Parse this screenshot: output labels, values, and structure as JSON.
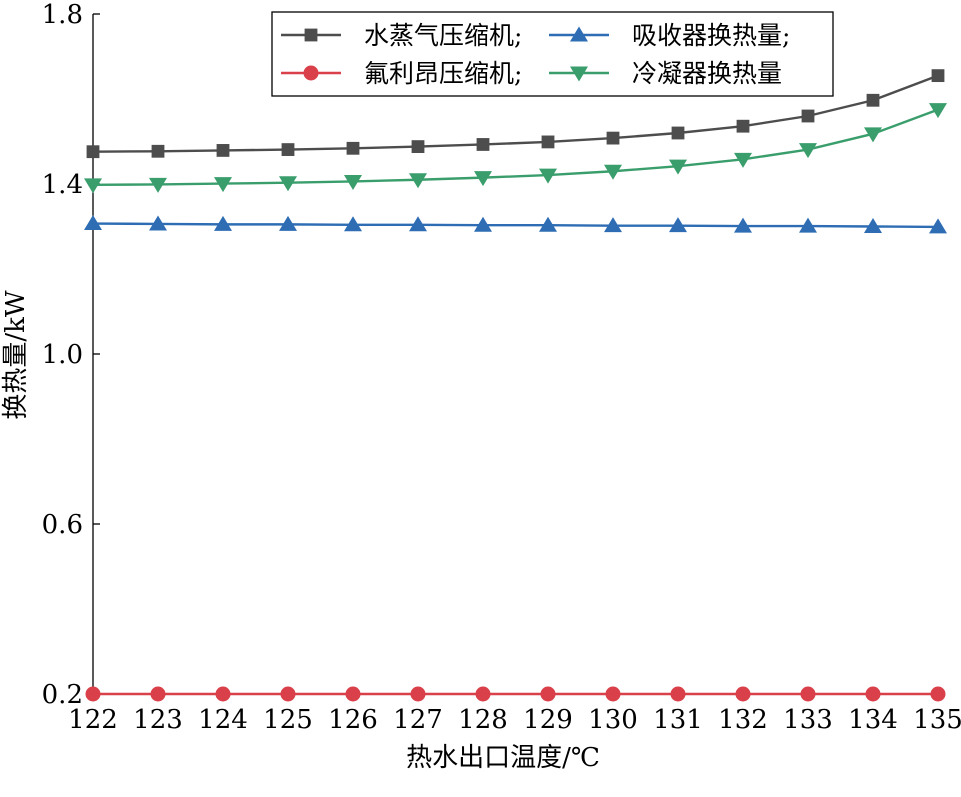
{
  "chart_data": {
    "type": "line",
    "xlabel": "热水出口温度/℃",
    "ylabel": "换热量/kW",
    "x": [
      122,
      123,
      124,
      125,
      126,
      127,
      128,
      129,
      130,
      131,
      132,
      133,
      134,
      135
    ],
    "xlim": [
      122,
      135
    ],
    "ylim": [
      0.2,
      1.8
    ],
    "y_ticks": [
      "0.2",
      "0.6",
      "1.0",
      "1.4",
      "1.8"
    ],
    "x_ticks": [
      "122",
      "123",
      "124",
      "125",
      "126",
      "127",
      "128",
      "129",
      "130",
      "131",
      "132",
      "133",
      "134",
      "135"
    ],
    "grid": false,
    "legend_position": "top-right",
    "series": [
      {
        "name": "水蒸气压缩机;",
        "color": "#4d4d4d",
        "marker": "square",
        "values": [
          1.476,
          1.477,
          1.479,
          1.481,
          1.484,
          1.488,
          1.493,
          1.499,
          1.508,
          1.52,
          1.536,
          1.56,
          1.597,
          1.655
        ]
      },
      {
        "name": "吸收器换热量;",
        "color": "#2e6db4",
        "marker": "triangle-up",
        "values": [
          1.307,
          1.306,
          1.305,
          1.305,
          1.304,
          1.304,
          1.303,
          1.303,
          1.302,
          1.302,
          1.301,
          1.301,
          1.3,
          1.299
        ]
      },
      {
        "name": "氟利昂压缩机;",
        "color": "#d9404a",
        "marker": "circle",
        "values": [
          0.2,
          0.2,
          0.2,
          0.2,
          0.2,
          0.2,
          0.2,
          0.2,
          0.2,
          0.2,
          0.2,
          0.2,
          0.2,
          0.2
        ]
      },
      {
        "name": "冷凝器换热量",
        "color": "#3a9e6c",
        "marker": "triangle-down",
        "values": [
          1.398,
          1.399,
          1.401,
          1.403,
          1.406,
          1.41,
          1.415,
          1.421,
          1.43,
          1.442,
          1.458,
          1.481,
          1.518,
          1.575
        ]
      }
    ]
  }
}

───

Task instructions
Omit each picture, then return all of the listing exactly as it stands.

Problem solution
Parse this screenshot: output labels, values, and structure as JSON.
{
  "chart_data": {
    "type": "line",
    "xlabel": "热水出口温度/℃",
    "ylabel": "换热量/kW",
    "x": [
      122,
      123,
      124,
      125,
      126,
      127,
      128,
      129,
      130,
      131,
      132,
      133,
      134,
      135
    ],
    "xlim": [
      122,
      135
    ],
    "ylim": [
      0.2,
      1.8
    ],
    "y_ticks": [
      "0.2",
      "0.6",
      "1.0",
      "1.4",
      "1.8"
    ],
    "x_ticks": [
      "122",
      "123",
      "124",
      "125",
      "126",
      "127",
      "128",
      "129",
      "130",
      "131",
      "132",
      "133",
      "134",
      "135"
    ],
    "grid": false,
    "legend_position": "top-right",
    "series": [
      {
        "name": "水蒸气压缩机;",
        "color": "#4d4d4d",
        "marker": "square",
        "values": [
          1.476,
          1.477,
          1.479,
          1.481,
          1.484,
          1.488,
          1.493,
          1.499,
          1.508,
          1.52,
          1.536,
          1.56,
          1.597,
          1.655
        ]
      },
      {
        "name": "吸收器换热量;",
        "color": "#2e6db4",
        "marker": "triangle-up",
        "values": [
          1.307,
          1.306,
          1.305,
          1.305,
          1.304,
          1.304,
          1.303,
          1.303,
          1.302,
          1.302,
          1.301,
          1.301,
          1.3,
          1.299
        ]
      },
      {
        "name": "氟利昂压缩机;",
        "color": "#d9404a",
        "marker": "circle",
        "values": [
          0.2,
          0.2,
          0.2,
          0.2,
          0.2,
          0.2,
          0.2,
          0.2,
          0.2,
          0.2,
          0.2,
          0.2,
          0.2,
          0.2
        ]
      },
      {
        "name": "冷凝器换热量",
        "color": "#3a9e6c",
        "marker": "triangle-down",
        "values": [
          1.398,
          1.399,
          1.401,
          1.403,
          1.406,
          1.41,
          1.415,
          1.421,
          1.43,
          1.442,
          1.458,
          1.481,
          1.518,
          1.575
        ]
      }
    ]
  }
}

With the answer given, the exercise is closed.